▸ Stated goal:
Gather all lines in the entries below that include the word "save".

▸ Supplied entries:
---

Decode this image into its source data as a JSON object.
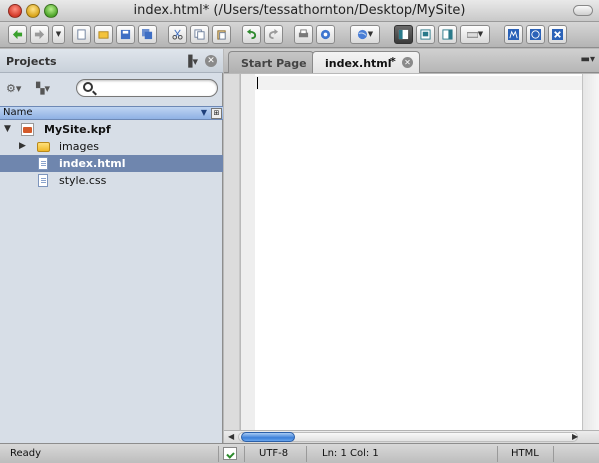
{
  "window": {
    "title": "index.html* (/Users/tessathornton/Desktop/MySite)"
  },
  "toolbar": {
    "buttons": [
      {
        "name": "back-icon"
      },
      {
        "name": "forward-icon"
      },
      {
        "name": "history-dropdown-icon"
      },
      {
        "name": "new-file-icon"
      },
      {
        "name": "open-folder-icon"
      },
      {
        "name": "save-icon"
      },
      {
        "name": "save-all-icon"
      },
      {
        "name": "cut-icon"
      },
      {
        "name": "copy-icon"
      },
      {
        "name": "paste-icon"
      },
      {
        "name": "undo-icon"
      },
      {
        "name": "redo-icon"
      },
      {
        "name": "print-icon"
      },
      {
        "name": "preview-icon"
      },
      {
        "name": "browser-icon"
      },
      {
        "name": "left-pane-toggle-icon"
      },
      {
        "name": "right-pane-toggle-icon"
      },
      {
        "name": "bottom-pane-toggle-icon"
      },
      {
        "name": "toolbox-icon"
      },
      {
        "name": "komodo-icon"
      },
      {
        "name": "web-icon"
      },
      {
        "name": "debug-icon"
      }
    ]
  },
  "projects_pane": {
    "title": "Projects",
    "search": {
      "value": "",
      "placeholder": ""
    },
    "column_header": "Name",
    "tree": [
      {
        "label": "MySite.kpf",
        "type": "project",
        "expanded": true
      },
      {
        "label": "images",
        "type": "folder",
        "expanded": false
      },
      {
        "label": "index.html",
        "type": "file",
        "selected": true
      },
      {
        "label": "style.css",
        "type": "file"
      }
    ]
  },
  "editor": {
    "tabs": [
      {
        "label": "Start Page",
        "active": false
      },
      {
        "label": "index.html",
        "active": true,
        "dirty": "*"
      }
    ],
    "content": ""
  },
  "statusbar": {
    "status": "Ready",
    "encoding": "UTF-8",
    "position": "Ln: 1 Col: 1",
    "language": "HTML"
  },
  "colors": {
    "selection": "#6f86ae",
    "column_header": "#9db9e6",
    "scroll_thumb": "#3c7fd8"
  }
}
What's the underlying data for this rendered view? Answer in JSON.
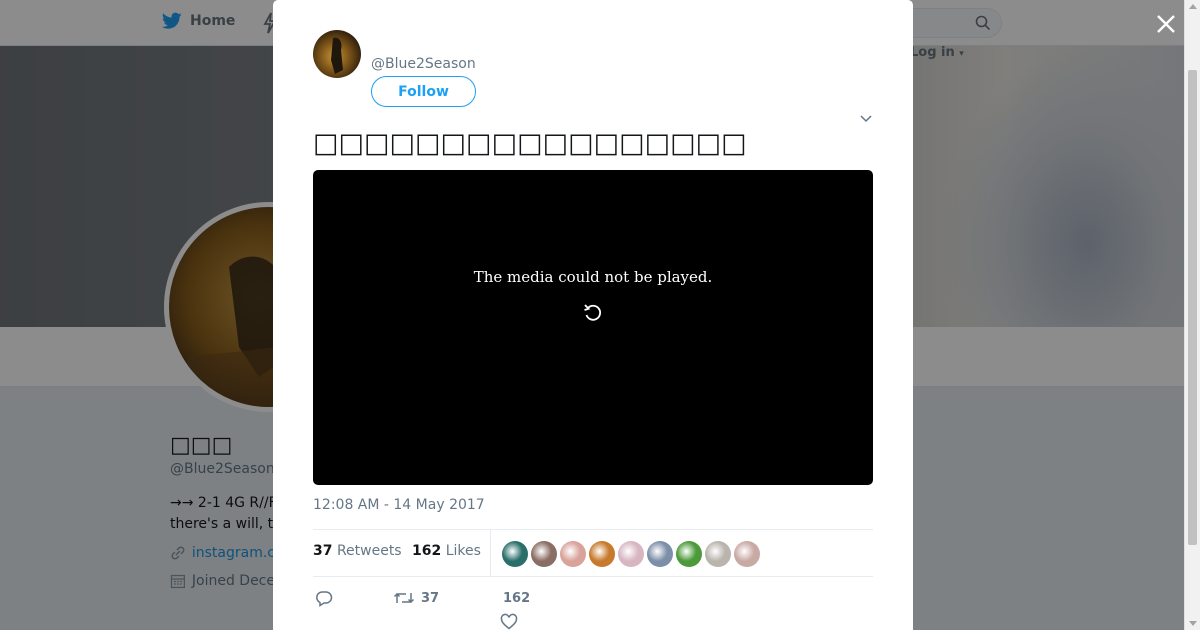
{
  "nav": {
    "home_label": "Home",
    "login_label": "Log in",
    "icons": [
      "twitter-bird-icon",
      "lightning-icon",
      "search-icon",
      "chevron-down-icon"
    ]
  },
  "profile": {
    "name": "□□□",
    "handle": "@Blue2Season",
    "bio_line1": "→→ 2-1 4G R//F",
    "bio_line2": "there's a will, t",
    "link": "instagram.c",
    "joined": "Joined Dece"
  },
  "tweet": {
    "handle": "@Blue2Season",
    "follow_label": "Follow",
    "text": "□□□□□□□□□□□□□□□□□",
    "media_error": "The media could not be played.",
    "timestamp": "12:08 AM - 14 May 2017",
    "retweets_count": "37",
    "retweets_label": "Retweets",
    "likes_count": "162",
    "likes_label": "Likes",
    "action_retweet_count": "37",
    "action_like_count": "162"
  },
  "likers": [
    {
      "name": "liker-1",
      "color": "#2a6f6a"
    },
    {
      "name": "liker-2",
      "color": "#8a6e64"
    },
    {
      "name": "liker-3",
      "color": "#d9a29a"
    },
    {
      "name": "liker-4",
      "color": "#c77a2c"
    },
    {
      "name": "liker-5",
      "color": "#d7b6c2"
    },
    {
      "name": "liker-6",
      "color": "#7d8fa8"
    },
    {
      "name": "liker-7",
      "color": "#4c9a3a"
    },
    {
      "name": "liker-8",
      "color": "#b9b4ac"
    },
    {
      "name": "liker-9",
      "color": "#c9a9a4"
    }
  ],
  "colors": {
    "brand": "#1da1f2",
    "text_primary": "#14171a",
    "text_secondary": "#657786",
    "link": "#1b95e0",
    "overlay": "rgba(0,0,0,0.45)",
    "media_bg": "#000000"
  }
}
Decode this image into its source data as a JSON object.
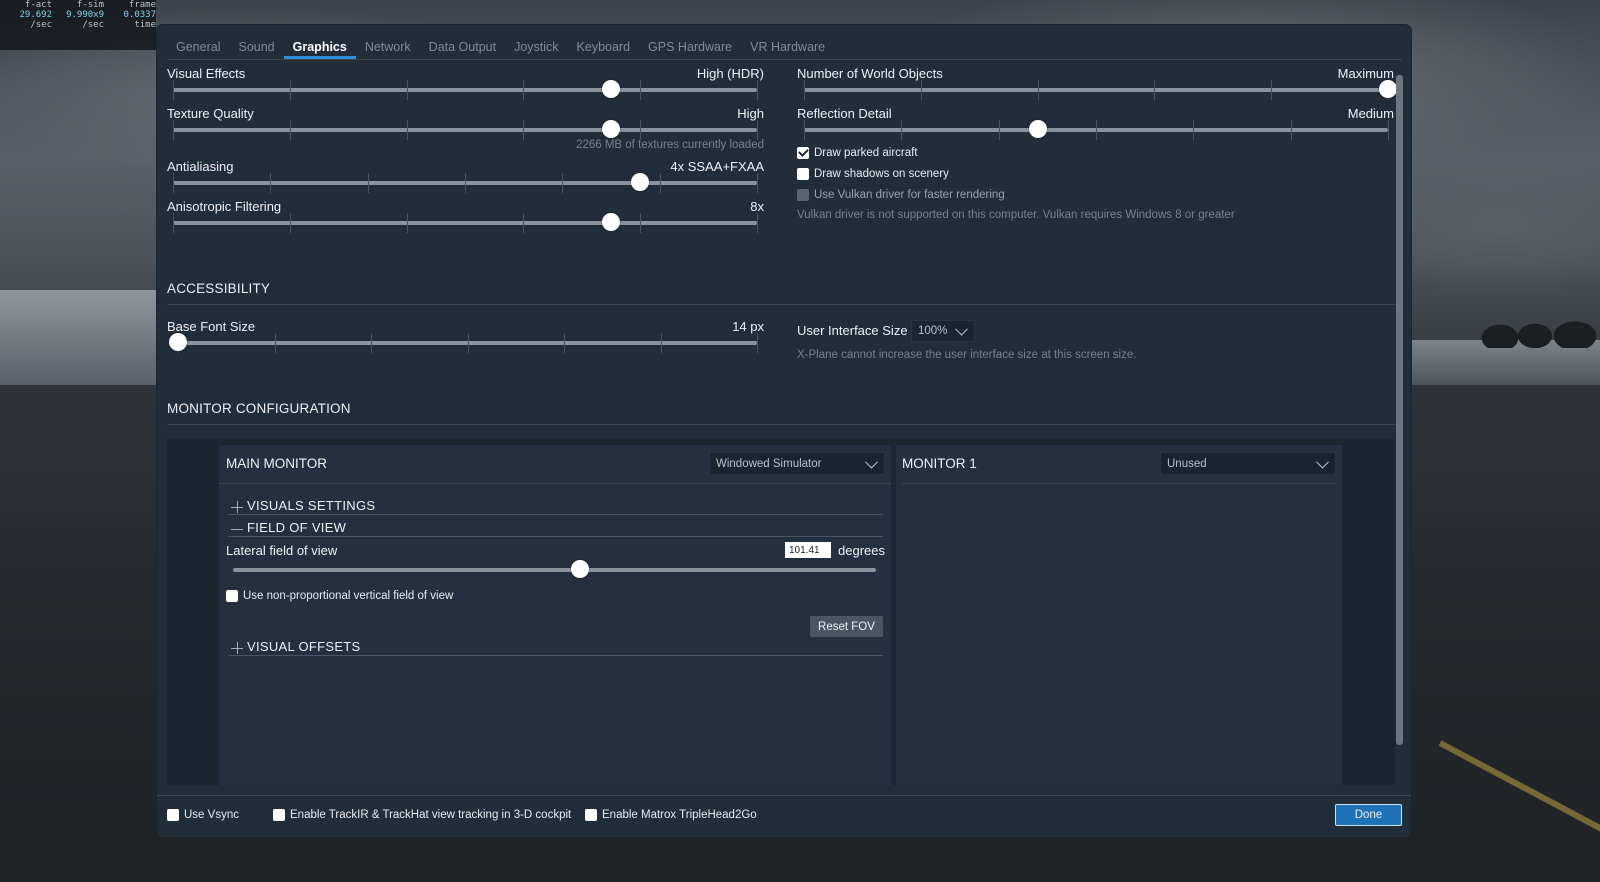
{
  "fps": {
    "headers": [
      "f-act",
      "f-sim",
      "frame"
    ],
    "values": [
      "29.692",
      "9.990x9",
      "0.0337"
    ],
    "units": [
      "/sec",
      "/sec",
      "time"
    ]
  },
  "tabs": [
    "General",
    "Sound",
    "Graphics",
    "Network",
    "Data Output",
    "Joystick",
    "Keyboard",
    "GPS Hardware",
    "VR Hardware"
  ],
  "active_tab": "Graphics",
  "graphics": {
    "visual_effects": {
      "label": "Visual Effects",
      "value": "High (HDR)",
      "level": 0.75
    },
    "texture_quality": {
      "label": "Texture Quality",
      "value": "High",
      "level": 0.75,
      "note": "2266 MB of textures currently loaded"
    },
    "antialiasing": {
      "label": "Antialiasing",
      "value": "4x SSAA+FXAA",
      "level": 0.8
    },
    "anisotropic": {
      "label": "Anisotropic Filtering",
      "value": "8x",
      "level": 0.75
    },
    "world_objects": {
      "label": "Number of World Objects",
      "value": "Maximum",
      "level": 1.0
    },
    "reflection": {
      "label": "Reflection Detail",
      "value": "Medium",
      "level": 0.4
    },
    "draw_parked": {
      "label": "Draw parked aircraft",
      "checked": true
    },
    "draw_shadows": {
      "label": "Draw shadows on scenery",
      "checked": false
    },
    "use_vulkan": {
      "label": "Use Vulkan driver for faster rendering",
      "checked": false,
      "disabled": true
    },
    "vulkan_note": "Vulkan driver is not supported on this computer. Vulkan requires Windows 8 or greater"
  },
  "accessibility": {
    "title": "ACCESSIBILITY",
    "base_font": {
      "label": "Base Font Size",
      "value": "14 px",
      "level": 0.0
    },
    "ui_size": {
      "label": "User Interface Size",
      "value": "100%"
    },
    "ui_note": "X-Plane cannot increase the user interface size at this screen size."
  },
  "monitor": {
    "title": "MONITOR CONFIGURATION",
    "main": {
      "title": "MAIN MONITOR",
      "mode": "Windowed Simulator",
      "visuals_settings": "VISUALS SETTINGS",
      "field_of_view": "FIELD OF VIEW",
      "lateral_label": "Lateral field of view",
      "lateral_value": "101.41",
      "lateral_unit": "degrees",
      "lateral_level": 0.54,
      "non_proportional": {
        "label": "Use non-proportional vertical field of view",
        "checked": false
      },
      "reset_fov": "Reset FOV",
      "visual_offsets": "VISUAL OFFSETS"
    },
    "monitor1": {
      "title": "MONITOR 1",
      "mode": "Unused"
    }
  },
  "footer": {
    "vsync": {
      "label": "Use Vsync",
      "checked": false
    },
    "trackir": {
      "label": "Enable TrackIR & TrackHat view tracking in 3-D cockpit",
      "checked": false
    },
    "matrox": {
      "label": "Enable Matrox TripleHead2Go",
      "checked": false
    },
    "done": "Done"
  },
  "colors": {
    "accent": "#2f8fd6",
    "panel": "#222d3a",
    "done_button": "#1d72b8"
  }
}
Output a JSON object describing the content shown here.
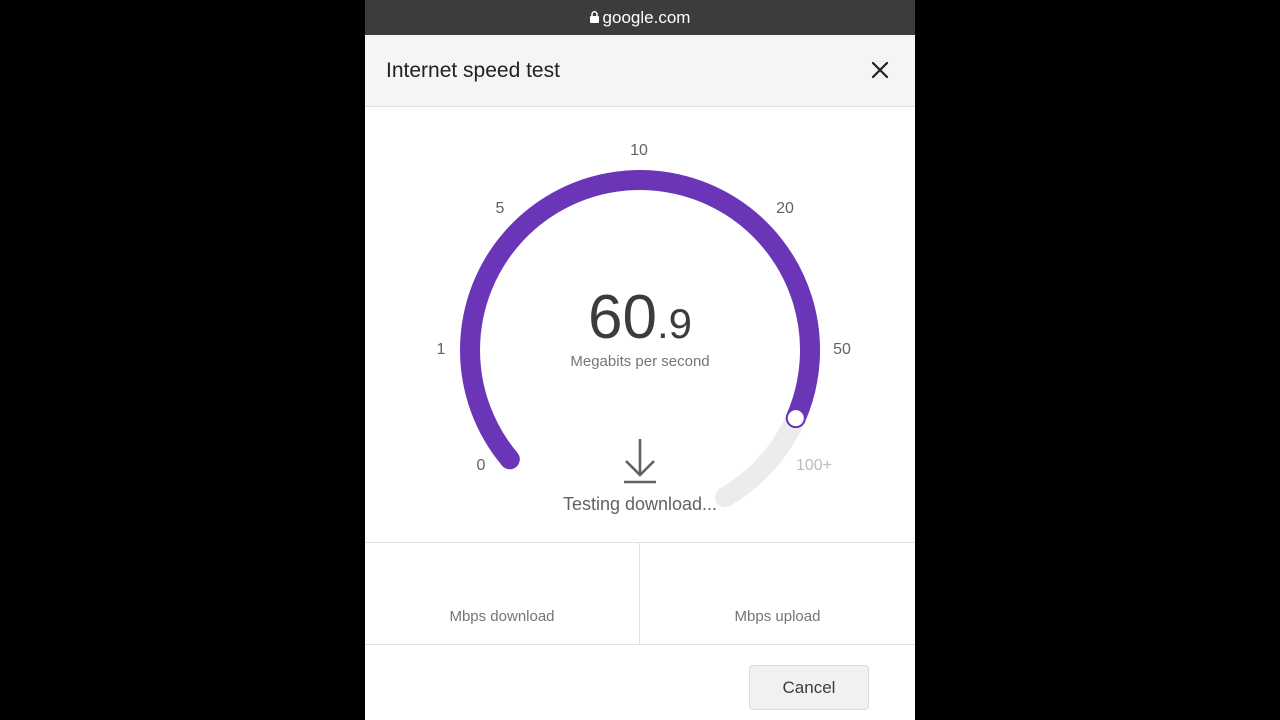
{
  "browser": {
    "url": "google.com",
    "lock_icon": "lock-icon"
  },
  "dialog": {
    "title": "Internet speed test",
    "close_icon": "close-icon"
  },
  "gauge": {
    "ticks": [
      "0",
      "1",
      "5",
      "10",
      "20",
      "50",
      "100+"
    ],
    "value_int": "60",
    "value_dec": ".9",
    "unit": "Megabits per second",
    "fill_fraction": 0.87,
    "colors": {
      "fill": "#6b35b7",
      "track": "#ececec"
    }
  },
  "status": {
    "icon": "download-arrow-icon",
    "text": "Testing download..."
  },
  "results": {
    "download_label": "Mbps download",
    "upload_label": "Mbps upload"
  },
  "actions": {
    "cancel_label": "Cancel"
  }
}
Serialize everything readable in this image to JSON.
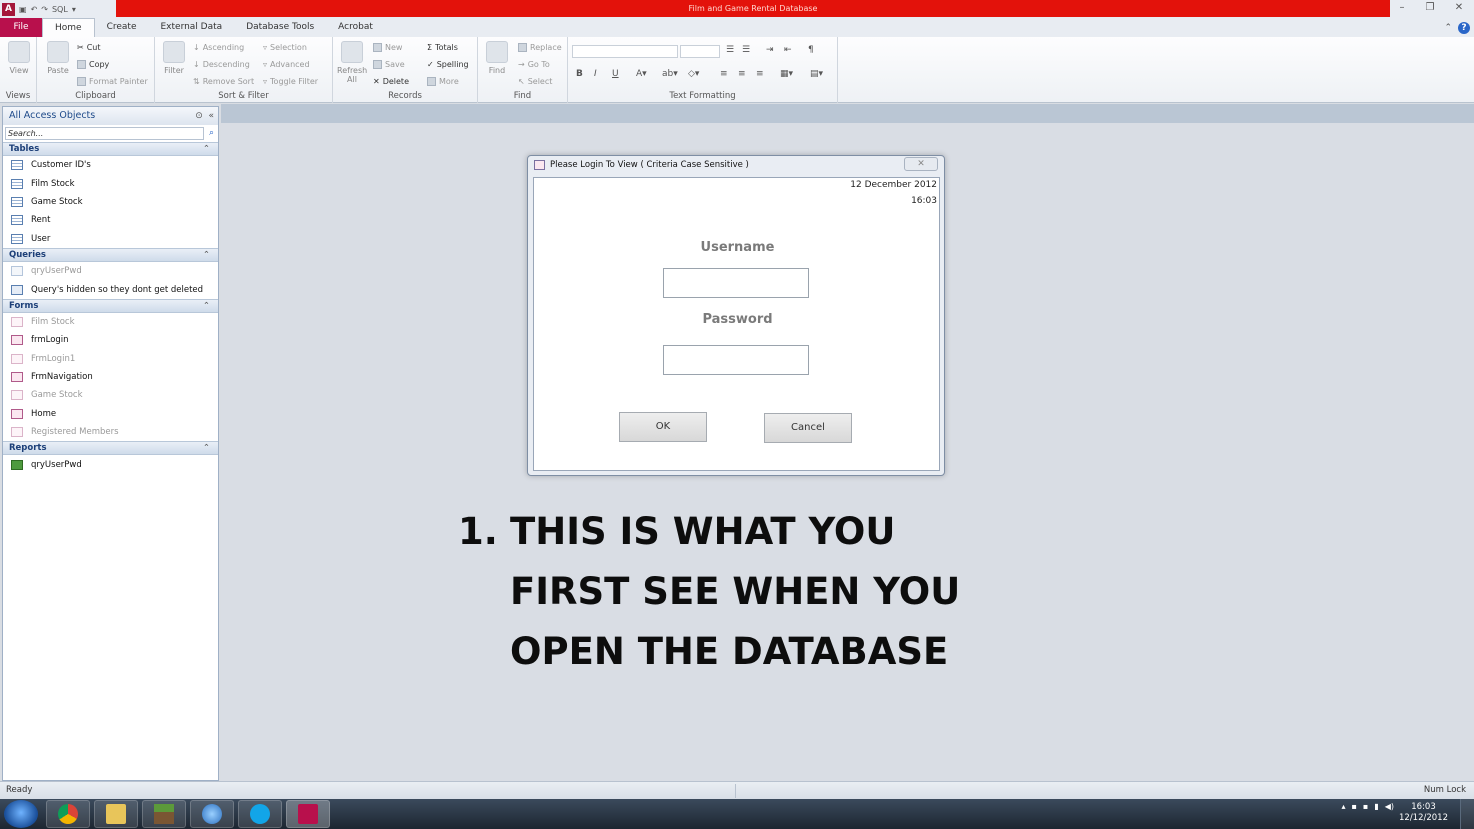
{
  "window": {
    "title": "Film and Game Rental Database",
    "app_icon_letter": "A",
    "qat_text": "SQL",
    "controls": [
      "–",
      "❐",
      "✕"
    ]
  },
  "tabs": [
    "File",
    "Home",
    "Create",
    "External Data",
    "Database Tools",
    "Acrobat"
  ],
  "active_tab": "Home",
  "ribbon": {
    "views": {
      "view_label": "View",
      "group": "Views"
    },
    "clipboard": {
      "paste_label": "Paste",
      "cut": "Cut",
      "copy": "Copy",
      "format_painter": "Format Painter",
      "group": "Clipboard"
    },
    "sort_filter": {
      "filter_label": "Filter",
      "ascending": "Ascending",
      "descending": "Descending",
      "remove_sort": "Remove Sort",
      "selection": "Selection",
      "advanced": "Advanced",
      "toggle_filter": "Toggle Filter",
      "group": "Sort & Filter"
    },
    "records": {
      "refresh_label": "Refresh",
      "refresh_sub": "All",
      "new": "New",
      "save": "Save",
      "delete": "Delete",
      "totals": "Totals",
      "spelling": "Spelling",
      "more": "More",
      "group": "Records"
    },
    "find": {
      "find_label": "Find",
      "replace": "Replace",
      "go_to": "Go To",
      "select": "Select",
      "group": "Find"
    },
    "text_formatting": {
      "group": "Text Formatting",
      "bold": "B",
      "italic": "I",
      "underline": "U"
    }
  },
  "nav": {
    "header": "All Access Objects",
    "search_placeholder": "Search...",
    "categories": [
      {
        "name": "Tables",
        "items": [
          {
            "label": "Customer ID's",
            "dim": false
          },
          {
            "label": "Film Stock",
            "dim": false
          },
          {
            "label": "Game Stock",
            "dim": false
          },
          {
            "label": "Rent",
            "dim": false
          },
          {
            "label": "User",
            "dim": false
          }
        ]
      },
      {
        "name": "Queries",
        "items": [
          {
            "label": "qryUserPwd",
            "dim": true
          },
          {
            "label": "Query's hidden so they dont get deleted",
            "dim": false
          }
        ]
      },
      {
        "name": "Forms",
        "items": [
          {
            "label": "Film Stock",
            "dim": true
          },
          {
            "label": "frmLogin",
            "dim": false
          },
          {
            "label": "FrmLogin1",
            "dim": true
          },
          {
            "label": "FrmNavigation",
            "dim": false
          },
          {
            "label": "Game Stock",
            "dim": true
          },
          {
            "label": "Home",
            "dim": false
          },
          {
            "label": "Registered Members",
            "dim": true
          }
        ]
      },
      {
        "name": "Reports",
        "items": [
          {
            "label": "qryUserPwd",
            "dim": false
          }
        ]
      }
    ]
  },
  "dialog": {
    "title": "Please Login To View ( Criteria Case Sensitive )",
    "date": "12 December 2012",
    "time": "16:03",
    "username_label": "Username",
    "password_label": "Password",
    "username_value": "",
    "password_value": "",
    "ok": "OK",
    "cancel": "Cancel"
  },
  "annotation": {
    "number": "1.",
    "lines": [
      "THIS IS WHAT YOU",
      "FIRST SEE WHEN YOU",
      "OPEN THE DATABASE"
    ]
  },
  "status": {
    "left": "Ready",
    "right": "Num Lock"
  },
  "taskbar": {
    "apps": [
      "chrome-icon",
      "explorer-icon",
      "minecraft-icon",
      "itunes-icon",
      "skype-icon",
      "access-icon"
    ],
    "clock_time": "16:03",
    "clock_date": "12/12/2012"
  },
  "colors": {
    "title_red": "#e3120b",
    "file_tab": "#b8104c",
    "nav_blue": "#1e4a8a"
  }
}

---

▸ Written reply:
        "name": "save-icon"
        "name": "save-all-icon"
      "save": "Save",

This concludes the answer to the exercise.